◆ Aim of the exercise
Copy each line with the word "index" in it.

┄┄┄┄┄┄┄┄┄┄

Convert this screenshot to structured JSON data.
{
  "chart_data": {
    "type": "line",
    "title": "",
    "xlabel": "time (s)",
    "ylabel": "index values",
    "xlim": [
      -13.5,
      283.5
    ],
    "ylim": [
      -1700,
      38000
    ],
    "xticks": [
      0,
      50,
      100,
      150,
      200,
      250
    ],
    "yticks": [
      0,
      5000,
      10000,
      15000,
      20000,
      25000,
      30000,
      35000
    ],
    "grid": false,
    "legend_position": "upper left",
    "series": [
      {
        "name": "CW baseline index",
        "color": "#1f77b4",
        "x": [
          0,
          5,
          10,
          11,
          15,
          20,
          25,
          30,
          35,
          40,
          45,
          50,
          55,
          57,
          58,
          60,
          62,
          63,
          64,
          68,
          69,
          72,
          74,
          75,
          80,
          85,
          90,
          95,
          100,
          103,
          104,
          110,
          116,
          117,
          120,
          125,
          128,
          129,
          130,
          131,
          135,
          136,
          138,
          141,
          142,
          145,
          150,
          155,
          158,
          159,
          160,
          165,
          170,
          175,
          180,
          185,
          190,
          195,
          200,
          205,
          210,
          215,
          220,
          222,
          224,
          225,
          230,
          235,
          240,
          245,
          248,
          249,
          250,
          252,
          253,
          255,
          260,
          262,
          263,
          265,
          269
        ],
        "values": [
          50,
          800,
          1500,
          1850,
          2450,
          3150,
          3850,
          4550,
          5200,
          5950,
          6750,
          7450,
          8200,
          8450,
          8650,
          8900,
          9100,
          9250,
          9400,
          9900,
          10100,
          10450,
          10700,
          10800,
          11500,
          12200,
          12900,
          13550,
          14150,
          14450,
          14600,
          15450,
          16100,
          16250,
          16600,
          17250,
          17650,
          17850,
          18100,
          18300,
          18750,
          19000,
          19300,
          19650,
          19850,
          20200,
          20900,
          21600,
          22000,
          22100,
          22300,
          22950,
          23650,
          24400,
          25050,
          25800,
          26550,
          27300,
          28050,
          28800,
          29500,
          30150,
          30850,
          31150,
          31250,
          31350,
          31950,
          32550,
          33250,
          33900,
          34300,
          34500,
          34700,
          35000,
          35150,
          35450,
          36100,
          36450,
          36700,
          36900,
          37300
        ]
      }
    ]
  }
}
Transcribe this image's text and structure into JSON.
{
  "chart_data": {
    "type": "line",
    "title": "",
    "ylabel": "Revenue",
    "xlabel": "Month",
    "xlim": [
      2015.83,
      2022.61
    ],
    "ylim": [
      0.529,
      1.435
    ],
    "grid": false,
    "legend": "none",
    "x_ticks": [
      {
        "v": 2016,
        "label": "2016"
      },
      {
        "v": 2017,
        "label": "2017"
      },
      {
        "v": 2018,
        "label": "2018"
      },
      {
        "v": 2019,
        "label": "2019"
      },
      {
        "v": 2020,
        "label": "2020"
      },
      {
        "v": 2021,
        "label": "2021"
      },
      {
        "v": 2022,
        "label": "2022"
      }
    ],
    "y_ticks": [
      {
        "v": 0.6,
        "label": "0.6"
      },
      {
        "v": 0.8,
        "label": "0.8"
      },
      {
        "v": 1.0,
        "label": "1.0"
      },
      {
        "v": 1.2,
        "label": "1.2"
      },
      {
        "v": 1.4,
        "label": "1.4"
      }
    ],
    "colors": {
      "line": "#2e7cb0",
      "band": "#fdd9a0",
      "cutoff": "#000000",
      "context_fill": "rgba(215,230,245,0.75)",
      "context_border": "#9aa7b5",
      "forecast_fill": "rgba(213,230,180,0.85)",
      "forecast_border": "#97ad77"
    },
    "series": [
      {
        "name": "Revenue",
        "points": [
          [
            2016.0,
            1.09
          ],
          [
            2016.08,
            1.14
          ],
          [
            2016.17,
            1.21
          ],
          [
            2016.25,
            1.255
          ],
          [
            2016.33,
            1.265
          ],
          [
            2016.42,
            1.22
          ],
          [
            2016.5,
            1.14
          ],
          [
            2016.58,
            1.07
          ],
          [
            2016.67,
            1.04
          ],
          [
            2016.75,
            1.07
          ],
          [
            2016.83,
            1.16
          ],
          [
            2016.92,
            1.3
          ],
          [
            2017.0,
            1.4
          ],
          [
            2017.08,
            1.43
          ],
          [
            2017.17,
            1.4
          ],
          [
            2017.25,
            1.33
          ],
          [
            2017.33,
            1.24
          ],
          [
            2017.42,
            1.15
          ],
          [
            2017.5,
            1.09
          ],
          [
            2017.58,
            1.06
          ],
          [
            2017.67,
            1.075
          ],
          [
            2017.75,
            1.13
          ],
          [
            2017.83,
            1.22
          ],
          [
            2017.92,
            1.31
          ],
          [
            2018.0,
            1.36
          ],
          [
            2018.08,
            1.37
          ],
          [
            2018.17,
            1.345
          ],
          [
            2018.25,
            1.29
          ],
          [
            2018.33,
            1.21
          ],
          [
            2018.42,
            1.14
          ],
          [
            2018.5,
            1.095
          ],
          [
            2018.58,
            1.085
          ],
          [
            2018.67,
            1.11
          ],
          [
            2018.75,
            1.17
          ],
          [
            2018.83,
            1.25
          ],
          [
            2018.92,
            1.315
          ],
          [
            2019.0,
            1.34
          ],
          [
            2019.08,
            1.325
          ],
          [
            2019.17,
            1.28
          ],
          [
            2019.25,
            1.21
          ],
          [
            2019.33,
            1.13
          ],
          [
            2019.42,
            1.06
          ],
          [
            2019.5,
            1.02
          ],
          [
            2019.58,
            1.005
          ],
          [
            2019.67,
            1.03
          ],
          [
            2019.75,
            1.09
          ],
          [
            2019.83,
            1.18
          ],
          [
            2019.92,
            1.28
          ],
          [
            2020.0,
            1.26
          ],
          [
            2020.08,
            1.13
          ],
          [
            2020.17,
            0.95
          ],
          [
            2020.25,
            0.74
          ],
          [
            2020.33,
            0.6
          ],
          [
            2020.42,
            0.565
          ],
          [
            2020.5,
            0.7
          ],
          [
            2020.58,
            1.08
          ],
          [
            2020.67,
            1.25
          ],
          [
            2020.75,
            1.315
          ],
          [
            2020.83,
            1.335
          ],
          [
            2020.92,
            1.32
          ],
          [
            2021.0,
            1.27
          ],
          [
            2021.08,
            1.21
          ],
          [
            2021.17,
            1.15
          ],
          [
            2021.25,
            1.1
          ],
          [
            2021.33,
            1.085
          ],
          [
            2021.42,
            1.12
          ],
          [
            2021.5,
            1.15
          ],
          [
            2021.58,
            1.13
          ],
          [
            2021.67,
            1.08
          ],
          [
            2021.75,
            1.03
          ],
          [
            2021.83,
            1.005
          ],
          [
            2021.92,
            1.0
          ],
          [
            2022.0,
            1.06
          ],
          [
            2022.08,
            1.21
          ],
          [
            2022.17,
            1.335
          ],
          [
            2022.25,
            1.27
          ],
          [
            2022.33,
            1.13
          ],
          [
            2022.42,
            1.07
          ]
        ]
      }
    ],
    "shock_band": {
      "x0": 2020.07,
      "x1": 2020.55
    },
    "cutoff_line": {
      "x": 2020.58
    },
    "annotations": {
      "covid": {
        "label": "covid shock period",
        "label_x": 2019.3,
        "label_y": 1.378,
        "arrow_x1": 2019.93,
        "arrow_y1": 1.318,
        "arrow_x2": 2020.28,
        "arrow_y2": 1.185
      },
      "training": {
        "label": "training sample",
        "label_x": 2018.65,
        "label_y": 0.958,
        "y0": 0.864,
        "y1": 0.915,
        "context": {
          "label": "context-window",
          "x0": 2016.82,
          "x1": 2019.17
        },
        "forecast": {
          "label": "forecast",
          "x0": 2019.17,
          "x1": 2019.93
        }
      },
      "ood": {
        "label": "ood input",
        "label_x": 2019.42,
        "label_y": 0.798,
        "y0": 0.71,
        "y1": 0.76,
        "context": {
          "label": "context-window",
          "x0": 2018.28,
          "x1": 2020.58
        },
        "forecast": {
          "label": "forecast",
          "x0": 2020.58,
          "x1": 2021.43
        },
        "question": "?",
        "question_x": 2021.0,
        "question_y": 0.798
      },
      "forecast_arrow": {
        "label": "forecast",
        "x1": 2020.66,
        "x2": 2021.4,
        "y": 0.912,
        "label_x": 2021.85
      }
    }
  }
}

┄┄┄┄┄┄┄┄┄┄

◆ Exercise answer
    "ylabel": "index values",
        "name": "CW baseline index",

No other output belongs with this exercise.